START
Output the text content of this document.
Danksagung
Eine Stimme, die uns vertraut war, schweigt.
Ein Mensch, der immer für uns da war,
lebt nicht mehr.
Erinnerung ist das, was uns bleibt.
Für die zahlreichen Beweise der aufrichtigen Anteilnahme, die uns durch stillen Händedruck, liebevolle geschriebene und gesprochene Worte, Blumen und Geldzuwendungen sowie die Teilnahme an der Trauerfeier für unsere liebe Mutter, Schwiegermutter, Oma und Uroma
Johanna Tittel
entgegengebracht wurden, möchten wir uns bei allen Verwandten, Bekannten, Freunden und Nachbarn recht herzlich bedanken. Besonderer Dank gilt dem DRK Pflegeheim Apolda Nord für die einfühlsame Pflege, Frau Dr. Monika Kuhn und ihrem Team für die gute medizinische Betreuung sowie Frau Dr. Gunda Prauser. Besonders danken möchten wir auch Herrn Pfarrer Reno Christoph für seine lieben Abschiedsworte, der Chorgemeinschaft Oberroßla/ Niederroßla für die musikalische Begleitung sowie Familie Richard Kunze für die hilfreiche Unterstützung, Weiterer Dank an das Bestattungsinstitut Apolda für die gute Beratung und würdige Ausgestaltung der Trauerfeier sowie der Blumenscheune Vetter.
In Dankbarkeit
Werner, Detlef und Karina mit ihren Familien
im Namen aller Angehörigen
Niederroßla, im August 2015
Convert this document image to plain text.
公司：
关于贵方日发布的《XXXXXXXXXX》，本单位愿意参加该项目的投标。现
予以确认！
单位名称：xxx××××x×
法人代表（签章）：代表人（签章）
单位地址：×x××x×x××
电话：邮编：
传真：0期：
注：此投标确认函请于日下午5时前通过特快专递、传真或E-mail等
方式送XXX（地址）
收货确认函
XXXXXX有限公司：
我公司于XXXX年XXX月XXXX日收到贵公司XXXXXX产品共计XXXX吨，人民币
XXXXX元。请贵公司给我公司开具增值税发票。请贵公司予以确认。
END
Tally up the lines holding the string "Trauerfeier" in this listing, and report the total alone.

2